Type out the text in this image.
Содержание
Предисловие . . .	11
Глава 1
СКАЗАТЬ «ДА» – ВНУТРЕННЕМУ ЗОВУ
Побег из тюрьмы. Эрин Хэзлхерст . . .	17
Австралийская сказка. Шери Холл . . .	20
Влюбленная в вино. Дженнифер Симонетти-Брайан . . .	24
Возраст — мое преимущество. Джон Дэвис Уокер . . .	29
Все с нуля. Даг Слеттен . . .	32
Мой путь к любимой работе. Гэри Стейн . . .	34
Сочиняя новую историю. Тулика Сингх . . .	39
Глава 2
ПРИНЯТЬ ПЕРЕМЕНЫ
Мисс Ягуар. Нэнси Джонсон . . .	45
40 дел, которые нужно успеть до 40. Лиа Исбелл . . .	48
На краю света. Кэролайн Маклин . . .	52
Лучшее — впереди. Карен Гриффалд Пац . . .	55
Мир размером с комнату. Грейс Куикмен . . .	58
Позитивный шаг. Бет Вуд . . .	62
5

──────────────────────────────

**STATED TASK**
Copy out each record exactly as given, omitting none.

**TASK SOLUTION**
Type out the text in this image.
Содержание
Предисловие . . .	11
Глава 1
СКАЗАТЬ «ДА» – ВНУТРЕННЕМУ ЗОВУ
Побег из тюрьмы. Эрин Хэзлхерст . . .	17
Австралийская сказка. Шери Холл . . .	20
Влюбленная в вино. Дженнифер Симонетти-Брайан . . .	24
Возраст — мое преимущество. Джон Дэвис Уокер . . .	29
Все с нуля. Даг Слеттен . . .	32
Мой путь к любимой работе. Гэри Стейн . . .	34
Сочиняя новую историю. Тулика Сингх . . .	39
Глава 2
ПРИНЯТЬ ПЕРЕМЕНЫ
Мисс Ягуар. Нэнси Джонсон . . .	45
40 дел, которые нужно успеть до 40. Лиа Исбелл . . .	48
На краю света. Кэролайн Маклин . . .	52
Лучшее — впереди. Карен Гриффалд Пац . . .	55
Мир размером с комнату. Грейс Куикмен . . .	58
Позитивный шаг. Бет Вуд . . .	62
5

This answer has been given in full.